* [Exercise objective] List every line in the records below that contains the string "breakpoint".

(Element location data)

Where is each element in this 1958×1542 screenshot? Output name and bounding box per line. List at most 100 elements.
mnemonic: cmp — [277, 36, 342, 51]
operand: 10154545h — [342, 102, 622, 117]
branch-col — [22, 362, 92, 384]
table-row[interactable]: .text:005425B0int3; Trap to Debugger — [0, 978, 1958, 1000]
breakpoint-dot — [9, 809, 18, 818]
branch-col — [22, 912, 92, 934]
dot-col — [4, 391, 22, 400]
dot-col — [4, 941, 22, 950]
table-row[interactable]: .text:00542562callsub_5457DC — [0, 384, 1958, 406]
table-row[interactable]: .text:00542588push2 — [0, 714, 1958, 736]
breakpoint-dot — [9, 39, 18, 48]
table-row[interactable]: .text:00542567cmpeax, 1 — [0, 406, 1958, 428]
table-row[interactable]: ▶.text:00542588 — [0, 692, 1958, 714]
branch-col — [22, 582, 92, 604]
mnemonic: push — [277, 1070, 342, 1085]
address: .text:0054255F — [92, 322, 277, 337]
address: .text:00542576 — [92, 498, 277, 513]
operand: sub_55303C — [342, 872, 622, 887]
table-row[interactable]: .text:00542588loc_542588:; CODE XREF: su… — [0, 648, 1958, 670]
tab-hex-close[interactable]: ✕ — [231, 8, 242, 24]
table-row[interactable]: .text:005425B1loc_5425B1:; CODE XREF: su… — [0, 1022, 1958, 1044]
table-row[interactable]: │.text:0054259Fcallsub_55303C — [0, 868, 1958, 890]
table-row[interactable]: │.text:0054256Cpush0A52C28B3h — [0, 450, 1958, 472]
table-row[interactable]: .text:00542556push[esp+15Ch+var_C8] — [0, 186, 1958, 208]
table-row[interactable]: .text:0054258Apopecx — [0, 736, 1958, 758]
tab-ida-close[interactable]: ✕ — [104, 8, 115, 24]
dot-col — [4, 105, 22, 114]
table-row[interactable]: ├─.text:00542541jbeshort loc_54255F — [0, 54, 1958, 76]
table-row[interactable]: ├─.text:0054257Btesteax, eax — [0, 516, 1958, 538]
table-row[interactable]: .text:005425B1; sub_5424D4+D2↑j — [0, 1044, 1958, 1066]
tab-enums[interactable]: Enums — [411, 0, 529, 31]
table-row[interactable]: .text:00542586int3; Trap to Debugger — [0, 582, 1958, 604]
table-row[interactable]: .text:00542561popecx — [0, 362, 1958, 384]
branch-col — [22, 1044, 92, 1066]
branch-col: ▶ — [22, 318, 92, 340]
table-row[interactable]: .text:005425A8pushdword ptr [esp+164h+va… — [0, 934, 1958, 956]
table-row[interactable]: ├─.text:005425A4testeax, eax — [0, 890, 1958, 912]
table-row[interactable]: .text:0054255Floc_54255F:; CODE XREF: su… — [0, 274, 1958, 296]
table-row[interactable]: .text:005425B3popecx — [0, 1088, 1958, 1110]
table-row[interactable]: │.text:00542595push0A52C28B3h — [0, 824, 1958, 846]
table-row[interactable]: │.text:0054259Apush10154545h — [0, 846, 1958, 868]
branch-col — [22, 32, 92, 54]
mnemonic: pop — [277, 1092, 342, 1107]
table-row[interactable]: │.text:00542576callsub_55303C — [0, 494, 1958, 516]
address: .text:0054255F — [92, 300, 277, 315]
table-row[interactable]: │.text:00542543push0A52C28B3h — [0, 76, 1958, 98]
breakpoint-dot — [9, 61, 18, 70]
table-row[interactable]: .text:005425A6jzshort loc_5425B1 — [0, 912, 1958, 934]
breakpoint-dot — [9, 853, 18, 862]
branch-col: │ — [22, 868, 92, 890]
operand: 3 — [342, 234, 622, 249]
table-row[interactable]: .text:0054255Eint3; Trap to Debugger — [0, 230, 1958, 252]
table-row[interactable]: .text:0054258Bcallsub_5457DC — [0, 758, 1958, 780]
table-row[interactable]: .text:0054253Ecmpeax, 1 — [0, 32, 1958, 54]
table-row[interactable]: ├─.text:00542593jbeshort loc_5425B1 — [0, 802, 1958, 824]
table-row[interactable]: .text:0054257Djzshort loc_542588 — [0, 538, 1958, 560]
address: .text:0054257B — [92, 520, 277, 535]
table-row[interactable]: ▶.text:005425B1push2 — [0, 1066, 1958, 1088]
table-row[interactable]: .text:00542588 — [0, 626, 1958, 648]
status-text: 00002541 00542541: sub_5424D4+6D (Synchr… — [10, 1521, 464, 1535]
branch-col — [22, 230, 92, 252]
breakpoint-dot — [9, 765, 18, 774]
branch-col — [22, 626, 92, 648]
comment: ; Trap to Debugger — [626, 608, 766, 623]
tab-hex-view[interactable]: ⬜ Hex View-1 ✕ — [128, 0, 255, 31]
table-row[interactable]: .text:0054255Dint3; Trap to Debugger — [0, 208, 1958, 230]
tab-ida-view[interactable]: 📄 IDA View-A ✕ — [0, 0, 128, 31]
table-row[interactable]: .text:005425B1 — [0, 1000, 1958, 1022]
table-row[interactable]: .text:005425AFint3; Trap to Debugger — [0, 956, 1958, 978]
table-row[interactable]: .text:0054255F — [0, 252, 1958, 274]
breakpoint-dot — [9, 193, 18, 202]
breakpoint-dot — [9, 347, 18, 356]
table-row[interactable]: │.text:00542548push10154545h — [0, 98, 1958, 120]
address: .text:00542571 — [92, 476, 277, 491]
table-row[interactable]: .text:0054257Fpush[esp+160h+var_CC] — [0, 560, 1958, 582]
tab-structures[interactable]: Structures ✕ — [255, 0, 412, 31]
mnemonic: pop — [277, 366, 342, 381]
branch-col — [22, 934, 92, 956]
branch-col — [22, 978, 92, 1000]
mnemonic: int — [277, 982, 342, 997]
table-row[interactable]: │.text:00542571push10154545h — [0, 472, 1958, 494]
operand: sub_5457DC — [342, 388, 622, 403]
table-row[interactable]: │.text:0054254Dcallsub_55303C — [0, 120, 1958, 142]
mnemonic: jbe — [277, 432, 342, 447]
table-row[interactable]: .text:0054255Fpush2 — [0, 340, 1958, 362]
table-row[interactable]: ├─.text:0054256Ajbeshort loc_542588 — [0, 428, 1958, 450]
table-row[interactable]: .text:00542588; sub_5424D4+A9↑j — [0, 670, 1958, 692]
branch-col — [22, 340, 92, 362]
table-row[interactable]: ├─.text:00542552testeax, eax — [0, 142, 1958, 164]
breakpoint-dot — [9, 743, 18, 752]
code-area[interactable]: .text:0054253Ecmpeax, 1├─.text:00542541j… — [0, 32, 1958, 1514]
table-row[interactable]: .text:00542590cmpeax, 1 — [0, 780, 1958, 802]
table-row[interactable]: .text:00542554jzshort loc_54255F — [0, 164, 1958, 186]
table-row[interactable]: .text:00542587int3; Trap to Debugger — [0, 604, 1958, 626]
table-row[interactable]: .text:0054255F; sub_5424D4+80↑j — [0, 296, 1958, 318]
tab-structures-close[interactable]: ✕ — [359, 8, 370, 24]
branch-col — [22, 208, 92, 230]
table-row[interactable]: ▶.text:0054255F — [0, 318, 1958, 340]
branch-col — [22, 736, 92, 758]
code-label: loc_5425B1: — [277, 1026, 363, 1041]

* [Task solution]
breakpoint-dot — [9, 809, 18, 818]
breakpoint-dot — [9, 39, 18, 48]
breakpoint-dot — [9, 61, 18, 70]
breakpoint-dot — [9, 853, 18, 862]
breakpoint-dot — [9, 765, 18, 774]
breakpoint-dot — [9, 193, 18, 202]
breakpoint-dot — [9, 347, 18, 356]
breakpoint-dot — [9, 743, 18, 752]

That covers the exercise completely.